→ **Aim**
Can you copy out the data exactly? Leave the images out.

(Stored items)
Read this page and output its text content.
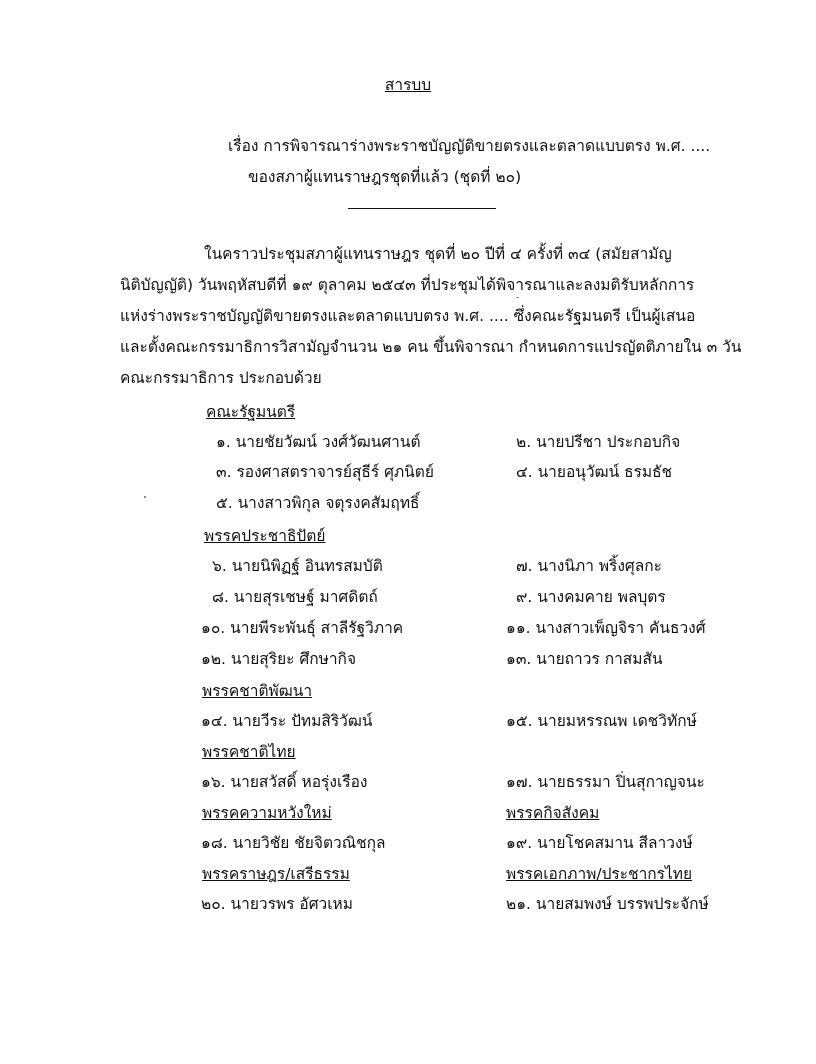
สารบบ
เรื่อง การพิจารณาร่างพระราชบัญญัติขายตรงและตลาดแบบตรง พ.ศ. ....
ของสภาผู้แทนราษฎรชุดที่แล้ว (ชุดที่ ๒๐)
ในคราวประชุมสภาผู้แทนราษฎร ชุดที่ ๒๐ ปีที่ ๔ ครั้งที่ ๓๔ (สมัยสามัญ
นิติบัญญัติ) วันพฤหัสบดีที่ ๑๙ ตุลาคม ๒๕๔๓ ที่ประชุมได้พิจารณาและลงมติรับหลักการ
แห่งร่างพระราชบัญญัติขายตรงและตลาดแบบตรง พ.ศ. .... ซึ่งคณะรัฐมนตรี เป็นผู้เสนอ
และตั้งคณะกรรมาธิการวิสามัญจำนวน ๒๑ คน ขึ้นพิจารณา กำหนดการแปรญัตติภายใน ๓ วัน
คณะกรรมาธิการ ประกอบด้วย
คณะรัฐมนตรี
๑. นายชัยวัฒน์ วงศ์วัฒนศานต์	๒. นายปรีชา ประกอบกิจ
๓. รองศาสตราจารย์สุธีร์ ศุภนิตย์	๔. นายอนุวัฒน์ ธรมธัช
๕. นางสาวพิกุล จตุรงคสัมฤทธิ์
พรรคประชาธิปัตย์
๖. นายนิพิฏฐ์ อินทรสมบัติ	๗. นางนิภา พริ้งศุลกะ
๘. นายสุรเชษฐ์ มาศดิตถ์	๙. นางคมคาย พลบุตร
๑๐. นายพีระพันธุ์ สาลีรัฐวิภาค	๑๑. นางสาวเพ็ญจิรา คันธวงศ์
๑๒. นายสุริยะ ศึกษากิจ	๑๓. นายถาวร กาสมสัน
พรรคชาติพัฒนา
๑๔. นายวีระ ปัทมสิริวัฒน์	๑๕. นายมหรรณพ เดชวิทักษ์
พรรคชาติไทย
๑๖. นายสวัสดิ์ หอรุ่งเรือง	๑๗. นายธรรมา ปิ่นสุกาญจนะ
พรรคความหวังใหม่	พรรคกิจสังคม
๑๘. นายวิชัย ชัยจิตวณิชกุล	๑๙. นายโชคสมาน สีลาวงษ์
พรรคราษฎร/เสรีธรรม	พรรคเอกภาพ/ประชากรไทย
๒๐. นายวรพร อัศวเหม	๒๑. นายสมพงษ์ บรรพประจักษ์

→ **Finished answer**
Read this page and output its text content.
สารบบ
เรื่อง การพิจารณาร่างพระราชบัญญัติขายตรงและตลาดแบบตรง พ.ศ. ....
ของสภาผู้แทนราษฎรชุดที่แล้ว (ชุดที่ ๒๐)
ในคราวประชุมสภาผู้แทนราษฎร ชุดที่ ๒๐ ปีที่ ๔ ครั้งที่ ๓๔ (สมัยสามัญ
นิติบัญญัติ) วันพฤหัสบดีที่ ๑๙ ตุลาคม ๒๕๔๓ ที่ประชุมได้พิจารณาและลงมติรับหลักการ
แห่งร่างพระราชบัญญัติขายตรงและตลาดแบบตรง พ.ศ. .... ซึ่งคณะรัฐมนตรี เป็นผู้เสนอ
และตั้งคณะกรรมาธิการวิสามัญจำนวน ๒๑ คน ขึ้นพิจารณา กำหนดการแปรญัตติภายใน ๓ วัน
คณะกรรมาธิการ ประกอบด้วย
คณะรัฐมนตรี
๑. นายชัยวัฒน์ วงศ์วัฒนศานต์	๒. นายปรีชา ประกอบกิจ
๓. รองศาสตราจารย์สุธีร์ ศุภนิตย์	๔. นายอนุวัฒน์ ธรมธัช
๕. นางสาวพิกุล จตุรงคสัมฤทธิ์
พรรคประชาธิปัตย์
๖. นายนิพิฏฐ์ อินทรสมบัติ	๗. นางนิภา พริ้งศุลกะ
๘. นายสุรเชษฐ์ มาศดิตถ์	๙. นางคมคาย พลบุตร
๑๐. นายพีระพันธุ์ สาลีรัฐวิภาค	๑๑. นางสาวเพ็ญจิรา คันธวงศ์
๑๒. นายสุริยะ ศึกษากิจ	๑๓. นายถาวร กาสมสัน
พรรคชาติพัฒนา
๑๔. นายวีระ ปัทมสิริวัฒน์	๑๕. นายมหรรณพ เดชวิทักษ์
พรรคชาติไทย
๑๖. นายสวัสดิ์ หอรุ่งเรือง	๑๗. นายธรรมา ปิ่นสุกาญจนะ
พรรคความหวังใหม่	พรรคกิจสังคม
๑๘. นายวิชัย ชัยจิตวณิชกุล	๑๙. นายโชคสมาน สีลาวงษ์
พรรคราษฎร/เสรีธรรม	พรรคเอกภาพ/ประชากรไทย
๒๐. นายวรพร อัศวเหม	๒๑. นายสมพงษ์ บรรพประจักษ์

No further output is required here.